[Input data]
• • •

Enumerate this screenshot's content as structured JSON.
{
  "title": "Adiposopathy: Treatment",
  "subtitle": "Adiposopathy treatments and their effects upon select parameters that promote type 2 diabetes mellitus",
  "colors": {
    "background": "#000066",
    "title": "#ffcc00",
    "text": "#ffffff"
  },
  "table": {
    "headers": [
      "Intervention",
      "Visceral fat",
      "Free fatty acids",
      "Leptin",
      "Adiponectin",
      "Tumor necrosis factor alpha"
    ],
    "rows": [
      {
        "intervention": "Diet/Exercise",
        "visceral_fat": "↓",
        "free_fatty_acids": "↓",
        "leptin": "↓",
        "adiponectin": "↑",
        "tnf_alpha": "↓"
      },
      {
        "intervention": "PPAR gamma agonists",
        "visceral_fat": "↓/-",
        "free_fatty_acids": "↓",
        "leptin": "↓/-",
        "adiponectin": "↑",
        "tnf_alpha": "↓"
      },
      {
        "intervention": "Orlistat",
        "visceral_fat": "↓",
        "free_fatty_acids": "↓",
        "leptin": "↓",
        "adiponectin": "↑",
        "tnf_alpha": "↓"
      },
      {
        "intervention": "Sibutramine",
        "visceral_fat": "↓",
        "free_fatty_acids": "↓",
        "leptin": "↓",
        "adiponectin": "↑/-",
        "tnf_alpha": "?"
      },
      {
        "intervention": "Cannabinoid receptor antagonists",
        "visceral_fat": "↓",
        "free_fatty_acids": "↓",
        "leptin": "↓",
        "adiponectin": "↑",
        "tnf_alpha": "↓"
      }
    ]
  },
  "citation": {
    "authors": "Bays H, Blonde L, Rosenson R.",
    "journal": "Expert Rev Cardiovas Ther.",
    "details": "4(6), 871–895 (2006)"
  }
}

• • •

[Aim of the exercise]
If the word "Adiposopathy" appears in a line above, copy that line.

[Response to this task]
  "title": "Adiposopathy: Treatment",
  "subtitle": "Adiposopathy treatments and their effects upon select parameters that promote type 2 diabetes mellitus",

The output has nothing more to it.